Set task A | Repeat everything in the entries from the line containing "- series-line-1: [142, 213, 955, 301]" down to the line containing "- legend-label-9: MSCI", including both of those lines and nothing else.

Document text |
Last night, the tech sell-off continued. The FAANG stocks (Facebook, Apple, Amazon, Netflix, and Google) all dropped over 3.5%. Apple had its worst drop in over a year, falling $17 by premarket this morning.  Apple, Amazon, and Facebook have all been downgraded over the weekend.

The tech wreck continued overseas. Europe’s big chipmakers STMicro and Dialog took a hit, as did Samsung in Korea.

The U.S. dollar sold off a bit on the news, while crude oil and gold rose. The market teeter-totter of fiat currencies versus things you can drop on your foot worked yet again.

It is interesting to note that Bitcoin acted like a tech stock and sold off 6.54% to $2,823.  Ethereum was down just 0.49% to $337.

This market has a whiff of the 1998–99 market to it, with Amazon the only name back for the second great tech bubble.

This is the three-year Amazon chart, where each candlestick represents one week. 


The moving average convergence/divergence indicator is at the bottom with the red and blue lines. It is a visual representation of overbought/oversold. As you can see, each time over the past three years when it hit over 40, AMZN sold off over 10%.

That yellow line is the 100-day moving average, which is a support point.  This chart is saying to expect a sell-off to $710 over the summer.

Jim Rogers and Henry Blodget

Over the weekend, while my wife and I ate a paleo meal of eggs, bacon, and spinach on the garden patio, she pointed out an interesting interview.

Blodget was interviewing Rogers.

It was a blue-sky day after a very wet spring, and the roses were fragrant and buzzing with those heavy, random bees.

You may remember Henry Blodget as one of the scapegoats of the 1999 bubble. At the time, he was head of Global Internet Research at Merrill Lynch. In October 1998, he put out a note saying that Yahoo! would go to $400 a share from $240 within a year.  

Many people laughed, but it hit that mark three weeks later — a 128% gain that put Blodget on the map.

After the 2000 dot-com crash, New York State Attorney General Eliot Spitzer was looking to make a name for himself. He published internal emails showing Blodget telling his colleagues that Yahoo! was a “POS” and internet stocks were “dogs.”

The upshot was Blodget was fined $4 million by the SEC and got a permanent ban from the securities industry. At the time, Merrill was paying him a salary of $12 million a year.

Blodget went on to found Business Insider, which was a great success. He sold it for $343 million in 2015.

Eliot Spitzer, meanwhile, rode his reputation as a hard-nose AG to become the governor of New York in 2007. He held this position for about a year.

Spitzer was taken down in 2008 by a honey pot in the shapely form of a $5,000-an-hour call girl named Ashley Alexandra Dupre.


This is yet another lesson in which the political class loses out to the financial.

Record list |
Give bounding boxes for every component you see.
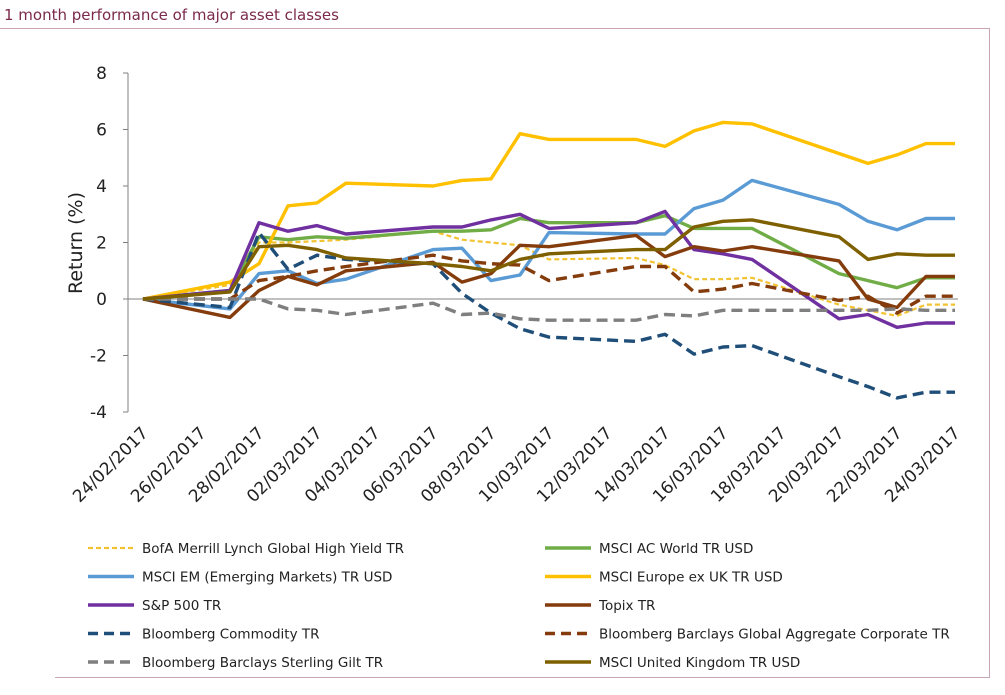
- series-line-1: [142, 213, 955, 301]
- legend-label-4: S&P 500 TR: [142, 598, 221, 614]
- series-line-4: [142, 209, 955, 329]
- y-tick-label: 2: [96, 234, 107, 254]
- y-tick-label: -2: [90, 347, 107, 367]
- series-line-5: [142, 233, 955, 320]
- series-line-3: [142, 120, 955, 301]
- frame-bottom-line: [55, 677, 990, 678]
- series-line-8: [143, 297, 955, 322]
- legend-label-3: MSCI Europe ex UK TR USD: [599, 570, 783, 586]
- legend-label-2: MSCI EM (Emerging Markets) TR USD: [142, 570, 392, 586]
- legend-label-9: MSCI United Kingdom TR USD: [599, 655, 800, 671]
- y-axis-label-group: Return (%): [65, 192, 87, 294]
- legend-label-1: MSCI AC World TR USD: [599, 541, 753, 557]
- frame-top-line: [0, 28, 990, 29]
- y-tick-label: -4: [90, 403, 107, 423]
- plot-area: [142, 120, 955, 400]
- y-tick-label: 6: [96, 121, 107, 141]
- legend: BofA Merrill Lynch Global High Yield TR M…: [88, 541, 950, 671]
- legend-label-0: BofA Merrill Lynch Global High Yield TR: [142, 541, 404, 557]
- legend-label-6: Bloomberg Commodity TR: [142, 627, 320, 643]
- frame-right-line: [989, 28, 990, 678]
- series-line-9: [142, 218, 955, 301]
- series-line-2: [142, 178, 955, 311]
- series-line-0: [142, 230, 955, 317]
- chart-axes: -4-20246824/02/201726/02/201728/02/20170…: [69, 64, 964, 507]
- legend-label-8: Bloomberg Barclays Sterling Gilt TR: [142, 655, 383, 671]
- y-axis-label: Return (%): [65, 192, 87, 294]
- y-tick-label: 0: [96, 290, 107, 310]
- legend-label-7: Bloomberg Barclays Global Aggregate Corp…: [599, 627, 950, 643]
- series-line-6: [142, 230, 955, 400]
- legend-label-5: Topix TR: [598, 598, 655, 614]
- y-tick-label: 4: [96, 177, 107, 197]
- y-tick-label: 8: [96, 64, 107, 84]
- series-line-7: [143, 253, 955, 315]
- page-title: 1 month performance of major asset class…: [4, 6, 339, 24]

Set task B | Transcribe everything in the passage on the tech sell-off from "Last night, the" down to "Samsung in Korea.".

Complete output A |
- series-line-1: [142, 213, 955, 301]
- legend-label-4: S&P 500 TR: [142, 598, 221, 614]
- series-line-4: [142, 209, 955, 329]
- y-tick-label: 2: [96, 234, 107, 254]
- y-tick-label: -2: [90, 347, 107, 367]
- series-line-5: [142, 233, 955, 320]
- series-line-3: [142, 120, 955, 301]
- frame-bottom-line: [55, 677, 990, 678]
- series-line-8: [143, 297, 955, 322]
- legend-label-3: MSCI Europe ex UK TR USD: [599, 570, 783, 586]
- legend-label-2: MSCI EM (Emerging Markets) TR USD: [142, 570, 392, 586]
- legend-label-9: MSCI United Kingdom TR USD: [599, 655, 800, 671]

Complete output B |
Last night, the tech sell-off continued. The FAANG stocks (Facebook, Apple, Amazon, Netflix, and Google) all dropped over 3.5%. Apple had its worst drop in over a year, falling $17 by premarket this morning.  Apple, Amazon, and Facebook have all been downgraded over the weekend.

The tech wreck continued overseas. Europe’s big chipmakers STMicro and Dialog took a hit, as did Samsung in Korea.